* **Your task**: Transcribe each record below word for word.

(Recorded data)
^^^^

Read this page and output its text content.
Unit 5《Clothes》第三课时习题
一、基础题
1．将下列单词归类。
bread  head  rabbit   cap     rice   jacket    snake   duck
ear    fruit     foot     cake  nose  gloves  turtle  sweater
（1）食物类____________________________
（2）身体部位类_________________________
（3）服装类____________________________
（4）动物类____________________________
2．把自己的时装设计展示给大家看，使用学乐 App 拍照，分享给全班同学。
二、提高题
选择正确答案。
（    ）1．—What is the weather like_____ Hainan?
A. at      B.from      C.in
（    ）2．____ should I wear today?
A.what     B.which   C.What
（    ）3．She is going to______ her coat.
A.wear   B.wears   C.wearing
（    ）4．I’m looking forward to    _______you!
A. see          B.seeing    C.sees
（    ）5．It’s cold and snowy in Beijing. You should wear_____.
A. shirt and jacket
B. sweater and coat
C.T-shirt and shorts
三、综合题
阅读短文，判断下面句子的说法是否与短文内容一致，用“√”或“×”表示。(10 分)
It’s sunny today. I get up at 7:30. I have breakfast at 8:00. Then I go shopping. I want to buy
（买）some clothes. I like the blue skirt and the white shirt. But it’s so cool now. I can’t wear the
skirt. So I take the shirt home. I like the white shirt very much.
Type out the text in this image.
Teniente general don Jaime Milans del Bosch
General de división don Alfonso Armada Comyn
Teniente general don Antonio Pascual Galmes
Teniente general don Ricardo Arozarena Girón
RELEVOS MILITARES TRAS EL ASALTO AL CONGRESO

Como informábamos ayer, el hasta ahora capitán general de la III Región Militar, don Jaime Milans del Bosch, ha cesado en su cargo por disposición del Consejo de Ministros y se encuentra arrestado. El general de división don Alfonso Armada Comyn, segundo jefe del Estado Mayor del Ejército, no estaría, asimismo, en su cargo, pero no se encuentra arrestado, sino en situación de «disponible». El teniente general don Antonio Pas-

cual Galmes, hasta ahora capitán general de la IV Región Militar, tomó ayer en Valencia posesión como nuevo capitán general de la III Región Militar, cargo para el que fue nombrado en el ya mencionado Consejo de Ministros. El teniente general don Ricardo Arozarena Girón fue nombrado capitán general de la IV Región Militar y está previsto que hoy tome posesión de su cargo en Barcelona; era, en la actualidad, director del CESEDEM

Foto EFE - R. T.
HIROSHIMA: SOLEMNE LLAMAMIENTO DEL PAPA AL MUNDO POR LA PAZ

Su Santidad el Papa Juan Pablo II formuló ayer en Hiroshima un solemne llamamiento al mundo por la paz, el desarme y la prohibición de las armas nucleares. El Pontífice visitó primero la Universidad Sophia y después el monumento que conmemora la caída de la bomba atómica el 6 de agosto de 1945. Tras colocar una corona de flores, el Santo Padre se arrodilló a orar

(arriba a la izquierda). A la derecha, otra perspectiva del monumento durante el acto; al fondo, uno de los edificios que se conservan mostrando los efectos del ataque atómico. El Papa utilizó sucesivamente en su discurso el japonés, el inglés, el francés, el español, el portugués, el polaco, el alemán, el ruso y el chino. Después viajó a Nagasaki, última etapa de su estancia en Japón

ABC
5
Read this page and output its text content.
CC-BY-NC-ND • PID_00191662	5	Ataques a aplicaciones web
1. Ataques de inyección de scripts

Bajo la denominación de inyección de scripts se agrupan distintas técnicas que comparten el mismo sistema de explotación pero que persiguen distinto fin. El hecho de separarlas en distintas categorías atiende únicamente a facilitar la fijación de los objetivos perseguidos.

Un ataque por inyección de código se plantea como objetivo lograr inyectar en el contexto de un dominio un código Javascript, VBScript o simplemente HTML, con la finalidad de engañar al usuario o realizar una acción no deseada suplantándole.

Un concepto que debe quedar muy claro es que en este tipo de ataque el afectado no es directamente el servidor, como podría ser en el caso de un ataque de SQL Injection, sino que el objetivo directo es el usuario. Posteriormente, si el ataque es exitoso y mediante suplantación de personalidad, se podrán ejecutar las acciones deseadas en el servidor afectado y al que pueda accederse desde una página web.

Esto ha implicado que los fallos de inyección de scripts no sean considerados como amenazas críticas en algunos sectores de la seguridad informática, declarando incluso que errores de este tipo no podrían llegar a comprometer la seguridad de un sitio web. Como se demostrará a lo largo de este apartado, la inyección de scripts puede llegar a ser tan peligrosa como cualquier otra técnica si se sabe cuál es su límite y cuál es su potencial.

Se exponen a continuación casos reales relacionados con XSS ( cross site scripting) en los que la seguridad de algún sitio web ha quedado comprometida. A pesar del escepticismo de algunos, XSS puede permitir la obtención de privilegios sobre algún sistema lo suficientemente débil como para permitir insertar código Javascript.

^^^^

* **Solution to this task**:
Read this page and output its text content.
Unit 5《Clothes》第三课时习题
一、基础题
1．将下列单词归类。
bread  head  rabbit   cap     rice   jacket    snake   duck
ear    fruit     foot     cake  nose  gloves  turtle  sweater
（1）食物类____________________________
（2）身体部位类_________________________
（3）服装类____________________________
（4）动物类____________________________
2．把自己的时装设计展示给大家看，使用学乐 App 拍照，分享给全班同学。
二、提高题
选择正确答案。
（    ）1．—What is the weather like_____ Hainan?
A. at      B.from      C.in
（    ）2．____ should I wear today?
A.what     B.which   C.What
（    ）3．She is going to______ her coat.
A.wear   B.wears   C.wearing
（    ）4．I’m looking forward to    _______you!
A. see          B.seeing    C.sees
（    ）5．It’s cold and snowy in Beijing. You should wear_____.
A. shirt and jacket
B. sweater and coat
C.T-shirt and shorts
三、综合题
阅读短文，判断下面句子的说法是否与短文内容一致，用“√”或“×”表示。(10 分)
It’s sunny today. I get up at 7:30. I have breakfast at 8:00. Then I go shopping. I want to buy
（买）some clothes. I like the blue skirt and the white shirt. But it’s so cool now. I can’t wear the
skirt. So I take the shirt home. I like the white shirt very much.
Type out the text in this image.
Teniente general don Jaime Milans del Bosch
General de división don Alfonso Armada Comyn
Teniente general don Antonio Pascual Galmes
Teniente general don Ricardo Arozarena Girón
RELEVOS MILITARES TRAS EL ASALTO AL CONGRESO

Como informábamos ayer, el hasta ahora capitán general de la III Región Militar, don Jaime Milans del Bosch, ha cesado en su cargo por disposición del Consejo de Ministros y se encuentra arrestado. El general de división don Alfonso Armada Comyn, segundo jefe del Estado Mayor del Ejército, no estaría, asimismo, en su cargo, pero no se encuentra arrestado, sino en situación de «disponible». El teniente general don Antonio Pas-

cual Galmes, hasta ahora capitán general de la IV Región Militar, tomó ayer en Valencia posesión como nuevo capitán general de la III Región Militar, cargo para el que fue nombrado en el ya mencionado Consejo de Ministros. El teniente general don Ricardo Arozarena Girón fue nombrado capitán general de la IV Región Militar y está previsto que hoy tome posesión de su cargo en Barcelona; era, en la actualidad, director del CESEDEM

Foto EFE - R. T.
HIROSHIMA: SOLEMNE LLAMAMIENTO DEL PAPA AL MUNDO POR LA PAZ

Su Santidad el Papa Juan Pablo II formuló ayer en Hiroshima un solemne llamamiento al mundo por la paz, el desarme y la prohibición de las armas nucleares. El Pontífice visitó primero la Universidad Sophia y después el monumento que conmemora la caída de la bomba atómica el 6 de agosto de 1945. Tras colocar una corona de flores, el Santo Padre se arrodilló a orar

(arriba a la izquierda). A la derecha, otra perspectiva del monumento durante el acto; al fondo, uno de los edificios que se conservan mostrando los efectos del ataque atómico. El Papa utilizó sucesivamente en su discurso el japonés, el inglés, el francés, el español, el portugués, el polaco, el alemán, el ruso y el chino. Después viajó a Nagasaki, última etapa de su estancia en Japón

ABC
5
Read this page and output its text content.
CC-BY-NC-ND • PID_00191662	5	Ataques a aplicaciones web
1. Ataques de inyección de scripts

Bajo la denominación de inyección de scripts se agrupan distintas técnicas que comparten el mismo sistema de explotación pero que persiguen distinto fin. El hecho de separarlas en distintas categorías atiende únicamente a facilitar la fijación de los objetivos perseguidos.

Un ataque por inyección de código se plantea como objetivo lograr inyectar en el contexto de un dominio un código Javascript, VBScript o simplemente HTML, con la finalidad de engañar al usuario o realizar una acción no deseada suplantándole.

Un concepto que debe quedar muy claro es que en este tipo de ataque el afectado no es directamente el servidor, como podría ser en el caso de un ataque de SQL Injection, sino que el objetivo directo es el usuario. Posteriormente, si el ataque es exitoso y mediante suplantación de personalidad, se podrán ejecutar las acciones deseadas en el servidor afectado y al que pueda accederse desde una página web.

Esto ha implicado que los fallos de inyección de scripts no sean considerados como amenazas críticas en algunos sectores de la seguridad informática, declarando incluso que errores de este tipo no podrían llegar a comprometer la seguridad de un sitio web. Como se demostrará a lo largo de este apartado, la inyección de scripts puede llegar a ser tan peligrosa como cualquier otra técnica si se sabe cuál es su límite y cuál es su potencial.

Se exponen a continuación casos reales relacionados con XSS ( cross site scripting) en los que la seguridad de algún sitio web ha quedado comprometida. A pesar del escepticismo de algunos, XSS puede permitir la obtención de privilegios sobre algún sistema lo suficientemente débil como para permitir insertar código Javascript.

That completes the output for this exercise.